- _CHALLENGE_:
Transcribe the lines from the one containing "Read this page and output its text content." to the last line, inclusive, word for word. Include no pictures.

- _RECORDED DATA_:

════

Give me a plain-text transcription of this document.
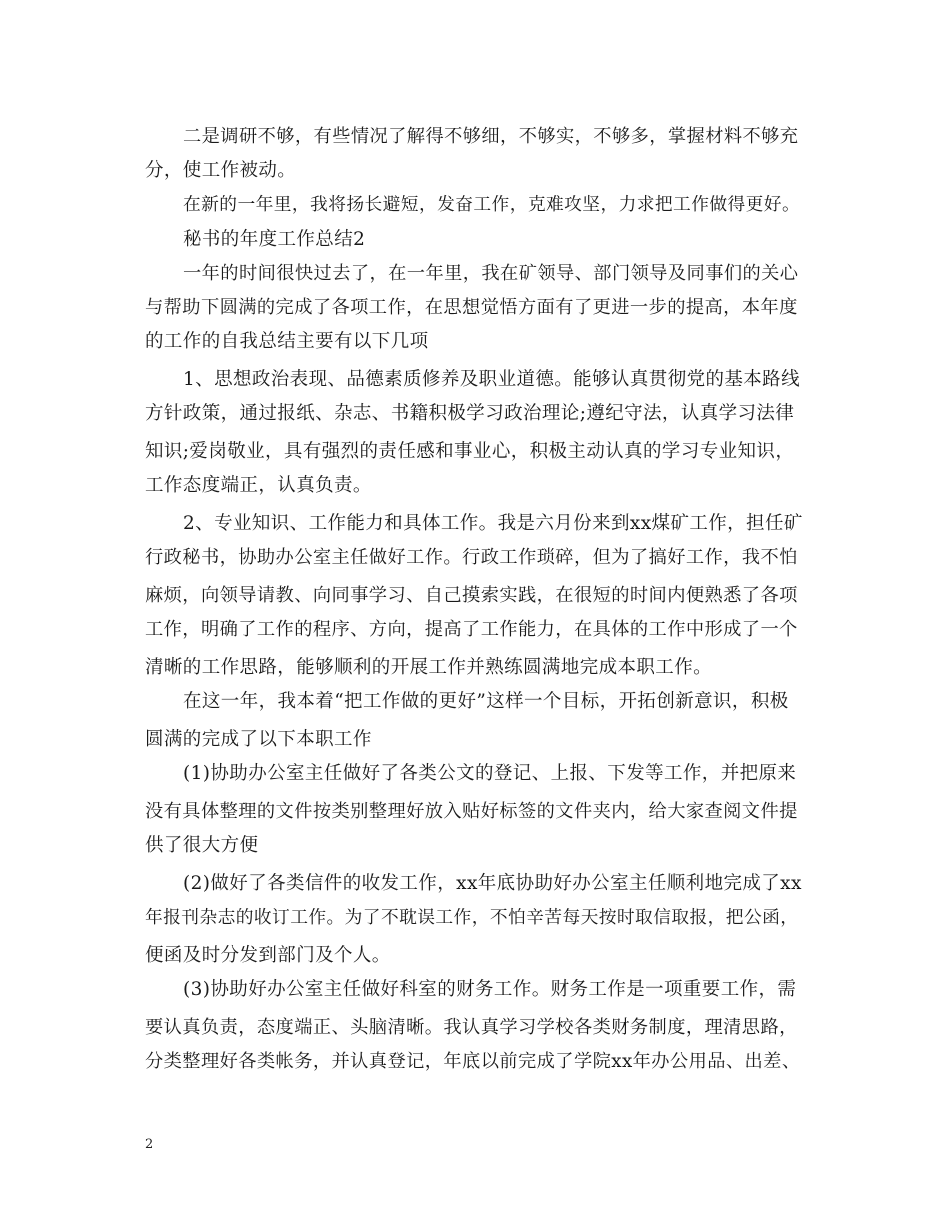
二是调研不够，有些情况了解得不够细，不够实，不够多，掌握材料不够充
分，使工作被动。
在新的一年里，我将扬长避短，发奋工作，克难攻坚，力求把工作做得更好。
秘书的年度工作总结2
一年的时间很快过去了，在一年里，我在矿领导、部门领导及同事们的关心
与帮助下圆满的完成了各项工作，在思想觉悟方面有了更进一步的提高，本年度
的工作的自我总结主要有以下几项
1、思想政治表现、品德素质修养及职业道德。能够认真贯彻党的基本路线
方针政策，通过报纸、杂志、书籍积极学习政治理论;遵纪守法，认真学习法律
知识;爱岗敬业，具有强烈的责任感和事业心，积极主动认真的学习专业知识，
工作态度端正，认真负责。
2、专业知识、工作能力和具体工作。我是六月份来到xx煤矿工作，担任矿
行政秘书，协助办公室主任做好工作。行政工作琐碎，但为了搞好工作，我不怕
麻烦，向领导请教、向同事学习、自己摸索实践，在很短的时间内便熟悉了各项
工作，明确了工作的程序、方向，提高了工作能力，在具体的工作中形成了一个
清晰的工作思路，能够顺利的开展工作并熟练圆满地完成本职工作。
在这一年，我本着“把工作做的更好”这样一个目标，开拓创新意识，积极
圆满的完成了以下本职工作
(1)协助办公室主任做好了各类公文的登记、上报、下发等工作，并把原来
没有具体整理的文件按类别整理好放入贴好标签的文件夹内，给大家查阅文件提
供了很大方便
(2)做好了各类信件的收发工作，xx年底协助好办公室主任顺利地完成了xx
年报刊杂志的收订工作。为了不耽误工作，不怕辛苦每天按时取信取报，把公函，
便函及时分发到部门及个人。
(3)协助好办公室主任做好科室的财务工作。财务工作是一项重要工作，需
要认真负责，态度端正、头脑清晰。我认真学习学校各类财务制度，理清思路，
分类整理好各类帐务，并认真登记，年底以前完成了学院xx年办公用品、出差、
2
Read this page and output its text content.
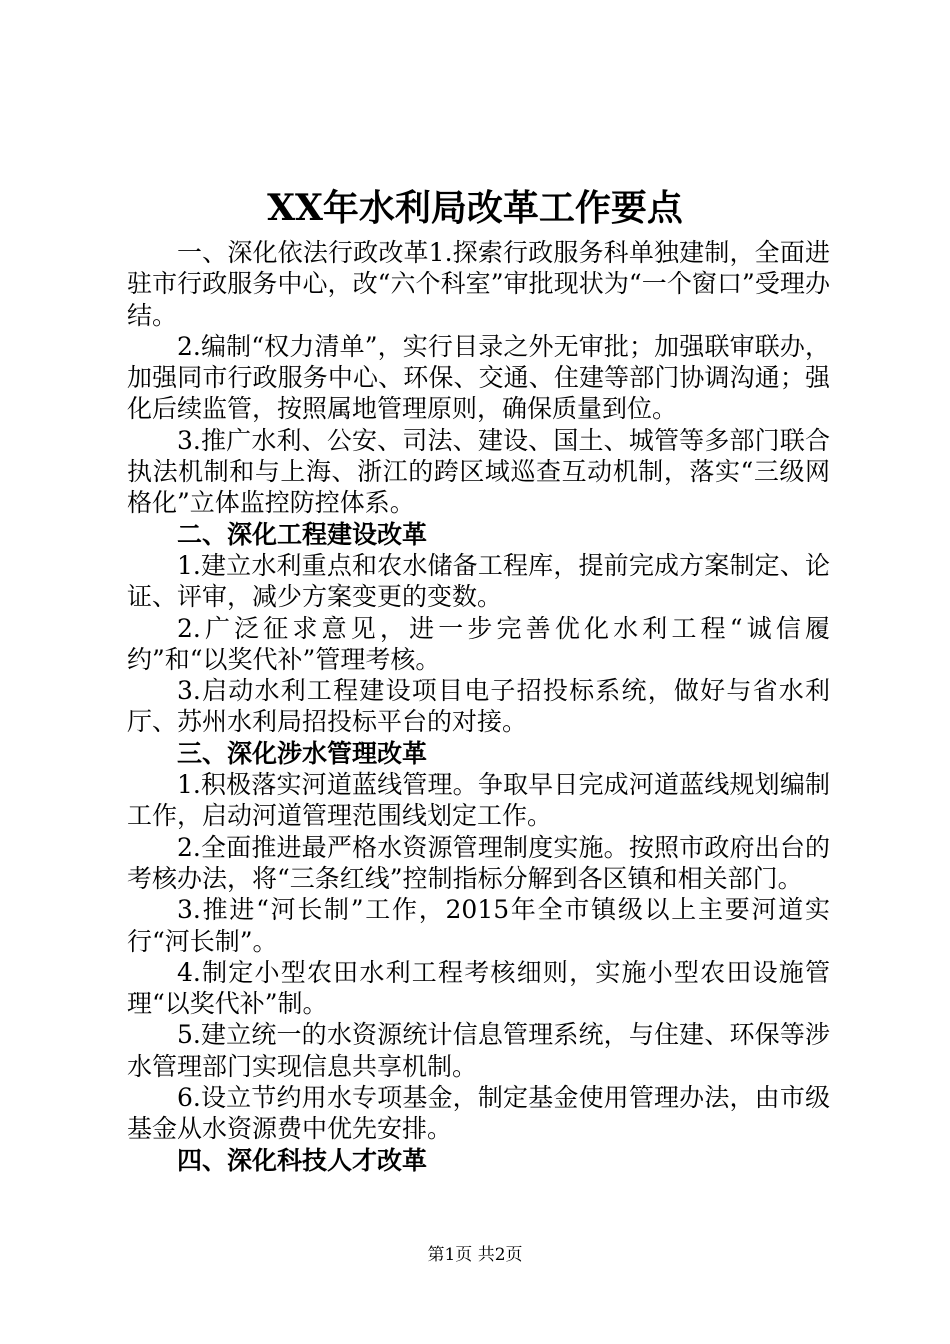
XX年水利局改革工作要点

一、深化依法行政改革1.探索行政服务科单独建制，全面进驻市行政服务中心，改“六个科室”审批现状为“一个窗口”受理办结。

2.编制“权力清单”，实行目录之外无审批；加强联审联办，加强同市行政服务中心、环保、交通、住建等部门协调沟通；强化后续监管，按照属地管理原则，确保质量到位。

3.推广水利、公安、司法、建设、国土、城管等多部门联合执法机制和与上海、浙江的跨区域巡查互动机制，落实“三级网格化”立体监控防控体系。

二、深化工程建设改革

1.建立水利重点和农水储备工程库，提前完成方案制定、论证、评审，减少方案变更的变数。

2.广泛征求意见，进一步完善优化水利工程“诚信履约”和“以奖代补”管理考核。

3.启动水利工程建设项目电子招投标系统，做好与省水利厅、苏州水利局招投标平台的对接。

三、深化涉水管理改革

1.积极落实河道蓝线管理。争取早日完成河道蓝线规划编制工作，启动河道管理范围线划定工作。

2.全面推进最严格水资源管理制度实施。按照市政府出台的考核办法，将“三条红线”控制指标分解到各区镇和相关部门。

3.推进“河长制”工作，2015年全市镇级以上主要河道实行“河长制”。

4.制定小型农田水利工程考核细则，实施小型农田设施管理“以奖代补”制。

5.建立统一的水资源统计信息管理系统，与住建、环保等涉水管理部门实现信息共享机制。

6.设立节约用水专项基金，制定基金使用管理办法，由市级基金从水资源费中优先安排。

四、深化科技人才改革

第1页 共2页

════

- _SOLVED PROBLEM_:
Read this page and output its text content.
XX年水利局改革工作要点

一、深化依法行政改革1.探索行政服务科单独建制，全面进驻市行政服务中心，改“六个科室”审批现状为“一个窗口”受理办结。

2.编制“权力清单”，实行目录之外无审批；加强联审联办，加强同市行政服务中心、环保、交通、住建等部门协调沟通；强化后续监管，按照属地管理原则，确保质量到位。

3.推广水利、公安、司法、建设、国土、城管等多部门联合执法机制和与上海、浙江的跨区域巡查互动机制，落实“三级网格化”立体监控防控体系。

二、深化工程建设改革

1.建立水利重点和农水储备工程库，提前完成方案制定、论证、评审，减少方案变更的变数。

2.广泛征求意见，进一步完善优化水利工程“诚信履约”和“以奖代补”管理考核。

3.启动水利工程建设项目电子招投标系统，做好与省水利厅、苏州水利局招投标平台的对接。

三、深化涉水管理改革

1.积极落实河道蓝线管理。争取早日完成河道蓝线规划编制工作，启动河道管理范围线划定工作。

2.全面推进最严格水资源管理制度实施。按照市政府出台的考核办法，将“三条红线”控制指标分解到各区镇和相关部门。

3.推进“河长制”工作，2015年全市镇级以上主要河道实行“河长制”。

4.制定小型农田水利工程考核细则，实施小型农田设施管理“以奖代补”制。

5.建立统一的水资源统计信息管理系统，与住建、环保等涉水管理部门实现信息共享机制。

6.设立节约用水专项基金，制定基金使用管理办法，由市级基金从水资源费中优先安排。

四、深化科技人才改革

第1页 共2页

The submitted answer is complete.